[Begin]
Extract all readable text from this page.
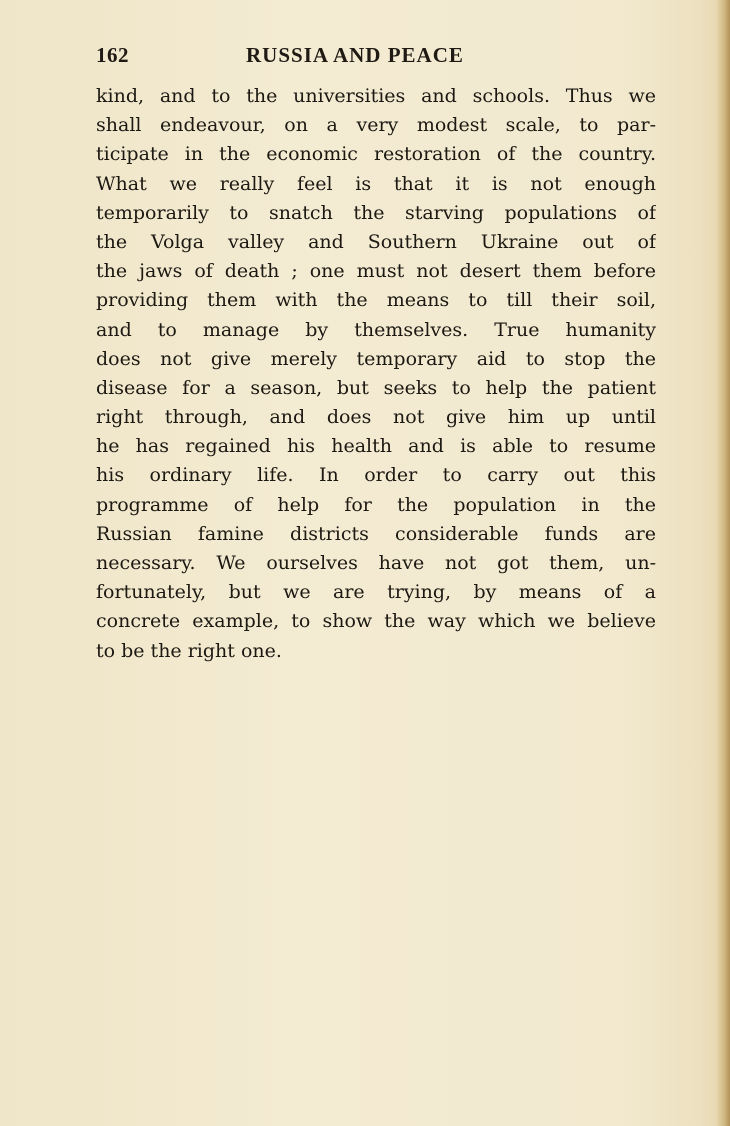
162	RUSSIA AND PEACE
kind, and to the universities and schools. Thus we
shall endeavour, on a very modest scale, to par-
ticipate in the economic restoration of the country.
What we really feel is that it is not enough
temporarily to snatch the starving populations of
the Volga valley and Southern Ukraine out of
the jaws of death ; one must not desert them before
providing them with the means to till their soil,
and to manage by themselves. True humanity
does not give merely temporary aid to stop the
disease for a season, but seeks to help the patient
right through, and does not give him up until
he has regained his health and is able to resume
his ordinary life. In order to carry out this
programme of help for the population in the
Russian famine districts considerable funds are
necessary. We ourselves have not got them, un-
fortunately, but we are trying, by means of a
concrete example, to show the way which we believe
to be the right one.
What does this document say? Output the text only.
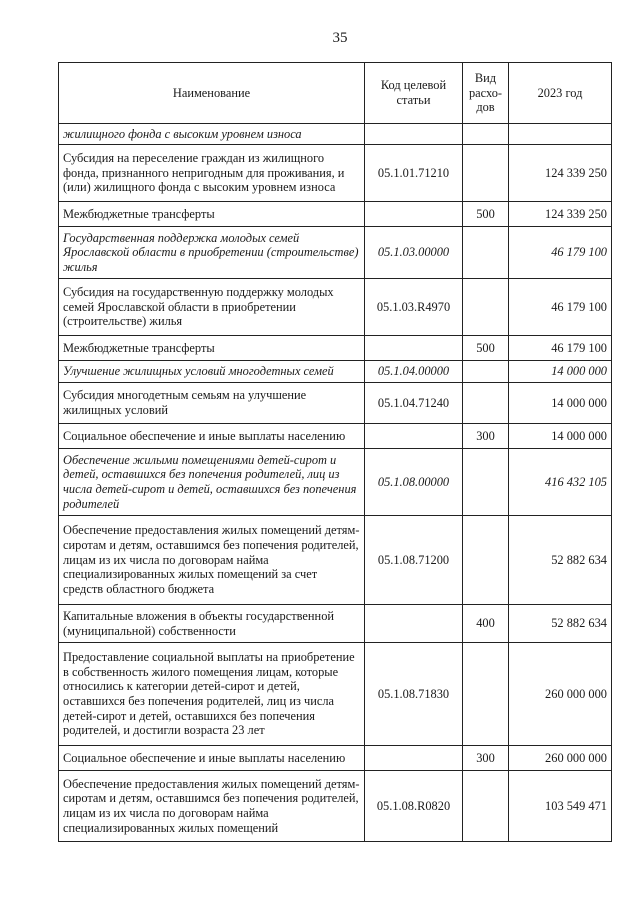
35
Наименование	Код целевой статьи	Вид расхо-дов	2023 год
жилищного фонда с высоким уровнем износа			
Субсидия на переселение граждан из жилищного фонда, признанного непригодным для проживания, и (или) жилищного фонда с высоким уровнем износа	05.1.01.71210		124 339 250
Межбюджетные трансферты		500	124 339 250
Государственная поддержка молодых семей Ярославской области в приобретении (строительстве) жилья	05.1.03.00000		46 179 100
Субсидия на государственную поддержку молодых семей Ярославской области в приобретении (строительстве) жилья	05.1.03.R4970		46 179 100
Межбюджетные трансферты		500	46 179 100
Улучшение жилищных условий многодетных семей	05.1.04.00000		14 000 000
Субсидия многодетным семьям на улучшение жилищных условий	05.1.04.71240		14 000 000
Социальное обеспечение и иные выплаты населению		300	14 000 000
Обеспечение жилыми помещениями детей-сирот и детей, оставшихся без попечения родителей, лиц из числа детей-сирот и детей, оставшихся без попечения родителей	05.1.08.00000		416 432 105
Обеспечение предоставления жилых помещений детям-сиротам и детям, оставшимся без попечения родителей, лицам из их числа по договорам найма специализированных жилых помещений за счет средств областного бюджета	05.1.08.71200		52 882 634
Капитальные вложения в объекты государственной (муниципальной) собственности		400	52 882 634
Предоставление социальной выплаты на приобретение в собственность жилого помещения лицам, которые относились к категории детей-сирот и детей, оставшихся без попечения родителей, лиц из числа детей-сирот и детей, оставшихся без попечения родителей, и достигли возраста 23 лет	05.1.08.71830		260 000 000
Социальное обеспечение и иные выплаты населению		300	260 000 000
Обеспечение предоставления жилых помещений детям-сиротам и детям, оставшимся без попечения родителей, лицам из их числа по договорам найма специализированных жилых помещений	05.1.08.R0820		103 549 471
[End]
Problem: Go through the listing above and write it out again exactly, dropping the pictures.

In response:
Extract all readable text from this page.
162	RUSSIA AND PEACE
kind, and to the universities and schools. Thus we
shall endeavour, on a very modest scale, to par-
ticipate in the economic restoration of the country.
What we really feel is that it is not enough
temporarily to snatch the starving populations of
the Volga valley and Southern Ukraine out of
the jaws of death ; one must not desert them before
providing them with the means to till their soil,
and to manage by themselves. True humanity
does not give merely temporary aid to stop the
disease for a season, but seeks to help the patient
right through, and does not give him up until
he has regained his health and is able to resume
his ordinary life. In order to carry out this
programme of help for the population in the
Russian famine districts considerable funds are
necessary. We ourselves have not got them, un-
fortunately, but we are trying, by means of a
concrete example, to show the way which we believe
to be the right one.
What does this document say? Output the text only.
35
Наименование	Код целевой статьи	Вид расхо-дов	2023 год
жилищного фонда с высоким уровнем износа			
Субсидия на переселение граждан из жилищного фонда, признанного непригодным для проживания, и (или) жилищного фонда с высоким уровнем износа	05.1.01.71210		124 339 250
Межбюджетные трансферты		500	124 339 250
Государственная поддержка молодых семей Ярославской области в приобретении (строительстве) жилья	05.1.03.00000		46 179 100
Субсидия на государственную поддержку молодых семей Ярославской области в приобретении (строительстве) жилья	05.1.03.R4970		46 179 100
Межбюджетные трансферты		500	46 179 100
Улучшение жилищных условий многодетных семей	05.1.04.00000		14 000 000
Субсидия многодетным семьям на улучшение жилищных условий	05.1.04.71240		14 000 000
Социальное обеспечение и иные выплаты населению		300	14 000 000
Обеспечение жилыми помещениями детей-сирот и детей, оставшихся без попечения родителей, лиц из числа детей-сирот и детей, оставшихся без попечения родителей	05.1.08.00000		416 432 105
Обеспечение предоставления жилых помещений детям-сиротам и детям, оставшимся без попечения родителей, лицам из их числа по договорам найма специализированных жилых помещений за счет средств областного бюджета	05.1.08.71200		52 882 634
Капитальные вложения в объекты государственной (муниципальной) собственности		400	52 882 634
Предоставление социальной выплаты на приобретение в собственность жилого помещения лицам, которые относились к категории детей-сирот и детей, оставшихся без попечения родителей, лиц из числа детей-сирот и детей, оставшихся без попечения родителей, и достигли возраста 23 лет	05.1.08.71830		260 000 000
Социальное обеспечение и иные выплаты населению		300	260 000 000
Обеспечение предоставления жилых помещений детям-сиротам и детям, оставшимся без попечения родителей, лицам из их числа по договорам найма специализированных жилых помещений	05.1.08.R0820		103 549 471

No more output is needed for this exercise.